- INSTRUCTION -
Lines from the one containing "Enumerate this screenshot's" through the last line of the data are to be repeated word for word, both ends included.

- RECORDS SHOWN -

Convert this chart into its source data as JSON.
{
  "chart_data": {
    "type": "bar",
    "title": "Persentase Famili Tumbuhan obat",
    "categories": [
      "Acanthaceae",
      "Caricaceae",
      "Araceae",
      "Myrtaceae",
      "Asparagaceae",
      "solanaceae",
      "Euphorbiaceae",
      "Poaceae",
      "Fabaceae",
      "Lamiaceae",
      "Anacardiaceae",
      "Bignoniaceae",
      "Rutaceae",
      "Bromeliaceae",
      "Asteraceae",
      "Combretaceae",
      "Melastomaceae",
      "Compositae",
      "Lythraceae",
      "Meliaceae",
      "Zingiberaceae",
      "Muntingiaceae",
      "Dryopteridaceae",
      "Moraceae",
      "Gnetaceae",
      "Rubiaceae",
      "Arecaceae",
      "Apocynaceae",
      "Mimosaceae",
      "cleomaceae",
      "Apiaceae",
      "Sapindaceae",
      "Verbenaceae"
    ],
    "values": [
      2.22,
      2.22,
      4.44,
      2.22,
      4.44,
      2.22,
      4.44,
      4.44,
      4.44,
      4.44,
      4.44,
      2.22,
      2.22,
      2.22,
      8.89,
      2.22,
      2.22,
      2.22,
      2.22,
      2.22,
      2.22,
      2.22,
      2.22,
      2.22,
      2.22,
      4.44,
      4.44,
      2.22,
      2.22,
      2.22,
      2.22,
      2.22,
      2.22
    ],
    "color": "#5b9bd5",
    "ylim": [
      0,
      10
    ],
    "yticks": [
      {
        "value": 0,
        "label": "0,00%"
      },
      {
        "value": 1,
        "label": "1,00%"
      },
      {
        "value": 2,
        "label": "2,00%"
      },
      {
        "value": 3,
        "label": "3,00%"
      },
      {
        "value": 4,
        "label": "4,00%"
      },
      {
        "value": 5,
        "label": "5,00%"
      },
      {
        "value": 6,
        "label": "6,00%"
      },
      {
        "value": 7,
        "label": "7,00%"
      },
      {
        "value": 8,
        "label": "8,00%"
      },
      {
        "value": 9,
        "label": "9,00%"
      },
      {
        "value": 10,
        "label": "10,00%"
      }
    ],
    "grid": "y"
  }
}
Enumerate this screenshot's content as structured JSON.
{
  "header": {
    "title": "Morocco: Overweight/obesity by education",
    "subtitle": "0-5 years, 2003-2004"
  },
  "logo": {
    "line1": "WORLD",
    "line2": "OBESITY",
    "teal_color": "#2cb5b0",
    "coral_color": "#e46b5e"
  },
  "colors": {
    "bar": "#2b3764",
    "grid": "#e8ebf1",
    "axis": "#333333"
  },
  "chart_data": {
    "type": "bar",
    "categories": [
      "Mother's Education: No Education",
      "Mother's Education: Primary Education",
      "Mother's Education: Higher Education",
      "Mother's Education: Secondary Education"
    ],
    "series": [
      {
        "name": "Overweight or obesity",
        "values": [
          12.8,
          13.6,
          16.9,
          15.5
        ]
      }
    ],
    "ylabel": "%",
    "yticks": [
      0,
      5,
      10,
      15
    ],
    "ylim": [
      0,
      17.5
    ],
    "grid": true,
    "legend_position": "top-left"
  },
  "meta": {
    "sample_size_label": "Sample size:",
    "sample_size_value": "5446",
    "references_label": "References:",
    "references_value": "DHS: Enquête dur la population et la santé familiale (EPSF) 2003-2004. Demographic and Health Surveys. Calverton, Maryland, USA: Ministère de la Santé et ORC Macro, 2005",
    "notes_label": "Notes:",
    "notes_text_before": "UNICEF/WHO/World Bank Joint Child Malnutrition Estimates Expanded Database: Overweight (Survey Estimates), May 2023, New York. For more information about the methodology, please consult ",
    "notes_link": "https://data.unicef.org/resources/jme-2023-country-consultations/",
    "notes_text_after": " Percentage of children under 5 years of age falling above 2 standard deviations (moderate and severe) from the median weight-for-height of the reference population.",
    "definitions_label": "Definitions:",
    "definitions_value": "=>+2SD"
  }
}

- ANSWER TO THE PROBLEM -
Enumerate this screenshot's content as structured JSON.
{
  "header": {
    "title": "Morocco: Overweight/obesity by education",
    "subtitle": "0-5 years, 2003-2004"
  },
  "logo": {
    "line1": "WORLD",
    "line2": "OBESITY",
    "teal_color": "#2cb5b0",
    "coral_color": "#e46b5e"
  },
  "colors": {
    "bar": "#2b3764",
    "grid": "#e8ebf1",
    "axis": "#333333"
  },
  "chart_data": {
    "type": "bar",
    "categories": [
      "Mother's Education: No Education",
      "Mother's Education: Primary Education",
      "Mother's Education: Higher Education",
      "Mother's Education: Secondary Education"
    ],
    "series": [
      {
        "name": "Overweight or obesity",
        "values": [
          12.8,
          13.6,
          16.9,
          15.5
        ]
      }
    ],
    "ylabel": "%",
    "yticks": [
      0,
      5,
      10,
      15
    ],
    "ylim": [
      0,
      17.5
    ],
    "grid": true,
    "legend_position": "top-left"
  },
  "meta": {
    "sample_size_label": "Sample size:",
    "sample_size_value": "5446",
    "references_label": "References:",
    "references_value": "DHS: Enquête dur la population et la santé familiale (EPSF) 2003-2004. Demographic and Health Surveys. Calverton, Maryland, USA: Ministère de la Santé et ORC Macro, 2005",
    "notes_label": "Notes:",
    "notes_text_before": "UNICEF/WHO/World Bank Joint Child Malnutrition Estimates Expanded Database: Overweight (Survey Estimates), May 2023, New York. For more information about the methodology, please consult ",
    "notes_link": "https://data.unicef.org/resources/jme-2023-country-consultations/",
    "notes_text_after": " Percentage of children under 5 years of age falling above 2 standard deviations (moderate and severe) from the median weight-for-height of the reference population.",
    "definitions_label": "Definitions:",
    "definitions_value": "=>+2SD"
  }
}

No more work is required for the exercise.